BEGIN Material for this task
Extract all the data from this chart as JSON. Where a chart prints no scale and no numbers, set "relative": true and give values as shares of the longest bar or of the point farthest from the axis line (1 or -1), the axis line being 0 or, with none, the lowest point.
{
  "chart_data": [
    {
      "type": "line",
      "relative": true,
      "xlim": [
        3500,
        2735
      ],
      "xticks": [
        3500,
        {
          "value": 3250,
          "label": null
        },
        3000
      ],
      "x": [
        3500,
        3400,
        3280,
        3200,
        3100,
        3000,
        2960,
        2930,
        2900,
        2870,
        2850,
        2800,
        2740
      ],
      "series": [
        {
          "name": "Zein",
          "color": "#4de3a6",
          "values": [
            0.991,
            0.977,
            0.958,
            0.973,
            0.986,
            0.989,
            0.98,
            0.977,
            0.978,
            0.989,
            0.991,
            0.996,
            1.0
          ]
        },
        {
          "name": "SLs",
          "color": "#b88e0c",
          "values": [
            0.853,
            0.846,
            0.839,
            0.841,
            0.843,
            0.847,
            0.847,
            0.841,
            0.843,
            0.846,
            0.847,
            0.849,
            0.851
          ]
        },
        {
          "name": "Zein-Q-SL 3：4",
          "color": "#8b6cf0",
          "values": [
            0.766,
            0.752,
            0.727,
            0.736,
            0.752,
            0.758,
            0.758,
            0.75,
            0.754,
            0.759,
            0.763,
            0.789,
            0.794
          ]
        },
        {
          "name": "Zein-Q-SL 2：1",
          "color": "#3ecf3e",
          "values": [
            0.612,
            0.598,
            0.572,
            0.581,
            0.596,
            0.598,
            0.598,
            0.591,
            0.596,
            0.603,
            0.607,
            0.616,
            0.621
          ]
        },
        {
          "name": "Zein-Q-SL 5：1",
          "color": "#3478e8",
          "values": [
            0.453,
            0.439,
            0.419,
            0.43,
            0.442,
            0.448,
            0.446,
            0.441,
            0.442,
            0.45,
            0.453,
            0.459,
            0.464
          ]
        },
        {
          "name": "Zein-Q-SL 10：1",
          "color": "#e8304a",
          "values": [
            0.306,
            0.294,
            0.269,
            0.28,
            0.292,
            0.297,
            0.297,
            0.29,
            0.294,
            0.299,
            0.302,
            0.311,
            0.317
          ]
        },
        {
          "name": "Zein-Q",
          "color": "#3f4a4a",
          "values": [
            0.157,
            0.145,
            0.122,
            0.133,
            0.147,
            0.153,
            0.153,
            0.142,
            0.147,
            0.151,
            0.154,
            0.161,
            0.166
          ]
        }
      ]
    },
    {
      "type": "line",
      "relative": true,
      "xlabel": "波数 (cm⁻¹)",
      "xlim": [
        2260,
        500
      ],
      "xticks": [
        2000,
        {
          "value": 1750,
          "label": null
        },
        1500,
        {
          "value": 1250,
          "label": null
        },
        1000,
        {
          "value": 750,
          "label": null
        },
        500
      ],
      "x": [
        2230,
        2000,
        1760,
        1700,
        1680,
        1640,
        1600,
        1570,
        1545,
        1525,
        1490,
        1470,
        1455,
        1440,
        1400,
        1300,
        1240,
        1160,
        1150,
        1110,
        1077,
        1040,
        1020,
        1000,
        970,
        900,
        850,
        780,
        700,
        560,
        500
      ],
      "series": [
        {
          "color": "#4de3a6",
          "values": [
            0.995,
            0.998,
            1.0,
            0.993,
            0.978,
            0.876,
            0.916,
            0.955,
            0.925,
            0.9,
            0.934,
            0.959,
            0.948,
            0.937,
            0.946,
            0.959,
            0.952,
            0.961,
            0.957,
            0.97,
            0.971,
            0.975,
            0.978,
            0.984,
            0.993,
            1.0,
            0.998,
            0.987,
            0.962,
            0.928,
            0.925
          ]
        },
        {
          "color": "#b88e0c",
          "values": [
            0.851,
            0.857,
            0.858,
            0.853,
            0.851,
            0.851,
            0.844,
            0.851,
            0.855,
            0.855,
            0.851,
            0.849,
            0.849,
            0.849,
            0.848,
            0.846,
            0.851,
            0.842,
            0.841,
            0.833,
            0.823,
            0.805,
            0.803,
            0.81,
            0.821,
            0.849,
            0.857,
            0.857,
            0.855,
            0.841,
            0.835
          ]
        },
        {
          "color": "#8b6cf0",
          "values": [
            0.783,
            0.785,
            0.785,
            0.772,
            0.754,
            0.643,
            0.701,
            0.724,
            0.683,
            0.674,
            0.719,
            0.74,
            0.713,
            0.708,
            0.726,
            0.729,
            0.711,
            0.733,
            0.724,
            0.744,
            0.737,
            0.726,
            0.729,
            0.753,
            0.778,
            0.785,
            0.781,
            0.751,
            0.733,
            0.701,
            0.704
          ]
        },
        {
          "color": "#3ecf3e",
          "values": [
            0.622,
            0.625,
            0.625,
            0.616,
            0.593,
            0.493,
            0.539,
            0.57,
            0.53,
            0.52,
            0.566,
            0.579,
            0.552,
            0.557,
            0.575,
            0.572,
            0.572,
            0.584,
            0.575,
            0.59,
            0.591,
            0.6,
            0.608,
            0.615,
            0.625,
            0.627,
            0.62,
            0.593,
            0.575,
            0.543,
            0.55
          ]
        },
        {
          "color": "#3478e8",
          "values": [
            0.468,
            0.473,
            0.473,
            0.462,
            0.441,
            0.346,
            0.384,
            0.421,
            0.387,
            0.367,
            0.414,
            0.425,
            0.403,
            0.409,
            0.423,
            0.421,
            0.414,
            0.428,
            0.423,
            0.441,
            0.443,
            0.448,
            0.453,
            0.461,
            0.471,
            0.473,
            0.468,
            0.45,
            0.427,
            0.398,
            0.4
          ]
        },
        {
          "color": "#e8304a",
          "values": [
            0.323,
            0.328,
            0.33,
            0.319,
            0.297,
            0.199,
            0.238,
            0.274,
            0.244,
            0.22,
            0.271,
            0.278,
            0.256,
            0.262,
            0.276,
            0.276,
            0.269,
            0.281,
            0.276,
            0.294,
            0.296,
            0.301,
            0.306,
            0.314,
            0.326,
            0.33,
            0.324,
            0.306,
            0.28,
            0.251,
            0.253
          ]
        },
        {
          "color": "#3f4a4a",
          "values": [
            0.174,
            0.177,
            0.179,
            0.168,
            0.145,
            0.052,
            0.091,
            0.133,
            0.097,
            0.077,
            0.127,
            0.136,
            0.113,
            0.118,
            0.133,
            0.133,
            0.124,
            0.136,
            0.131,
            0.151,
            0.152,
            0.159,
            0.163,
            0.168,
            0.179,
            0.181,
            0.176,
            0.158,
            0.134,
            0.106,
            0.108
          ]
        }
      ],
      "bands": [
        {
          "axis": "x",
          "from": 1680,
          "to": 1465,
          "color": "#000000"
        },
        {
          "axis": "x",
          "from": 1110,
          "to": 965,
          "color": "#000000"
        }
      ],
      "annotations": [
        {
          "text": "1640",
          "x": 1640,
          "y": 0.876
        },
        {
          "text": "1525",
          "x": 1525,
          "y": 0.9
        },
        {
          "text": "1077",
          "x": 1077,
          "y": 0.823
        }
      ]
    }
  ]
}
END Material for this task
BEGIN Material for this task
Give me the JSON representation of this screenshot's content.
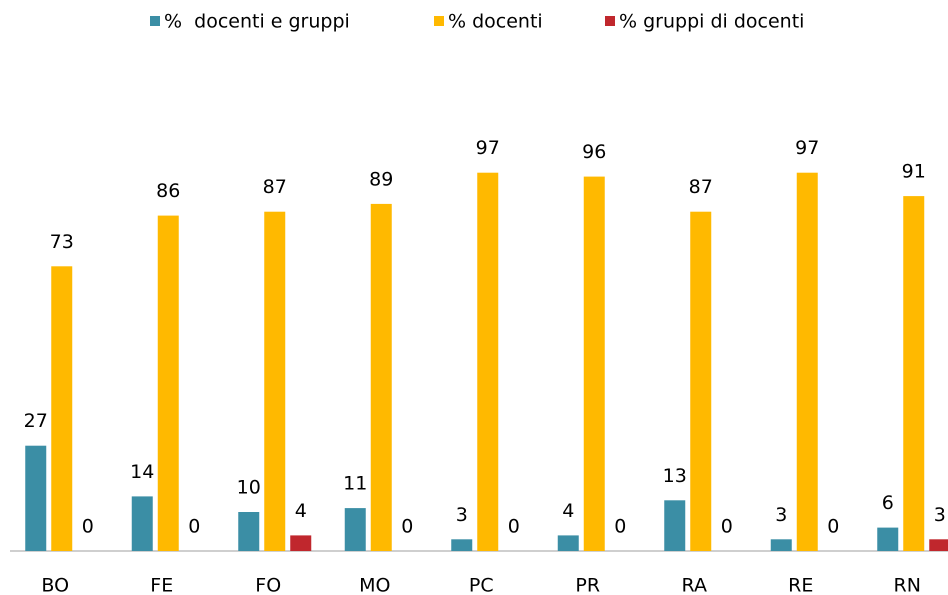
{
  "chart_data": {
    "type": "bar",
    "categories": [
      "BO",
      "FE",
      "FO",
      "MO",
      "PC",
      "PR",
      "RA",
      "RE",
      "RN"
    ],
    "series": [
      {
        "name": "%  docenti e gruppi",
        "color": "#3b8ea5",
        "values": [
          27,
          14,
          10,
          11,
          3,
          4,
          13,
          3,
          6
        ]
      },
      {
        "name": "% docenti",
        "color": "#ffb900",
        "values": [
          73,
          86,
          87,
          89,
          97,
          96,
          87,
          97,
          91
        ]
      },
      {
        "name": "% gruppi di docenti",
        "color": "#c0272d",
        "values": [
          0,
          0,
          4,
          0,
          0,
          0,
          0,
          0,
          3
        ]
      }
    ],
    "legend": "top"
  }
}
END Material for this task
# [To do]
Return, from the data, each line that has the word "name" in it.

# [Answer to this task]
          "name": "Zein",
          "name": "SLs",
          "name": "Zein-Q-SL 3：4",
          "name": "Zein-Q-SL 2：1",
          "name": "Zein-Q-SL 5：1",
          "name": "Zein-Q-SL 10：1",
          "name": "Zein-Q",
        "name": "%  docenti e gruppi",
        "name": "% docenti",
        "name": "% gruppi di docenti",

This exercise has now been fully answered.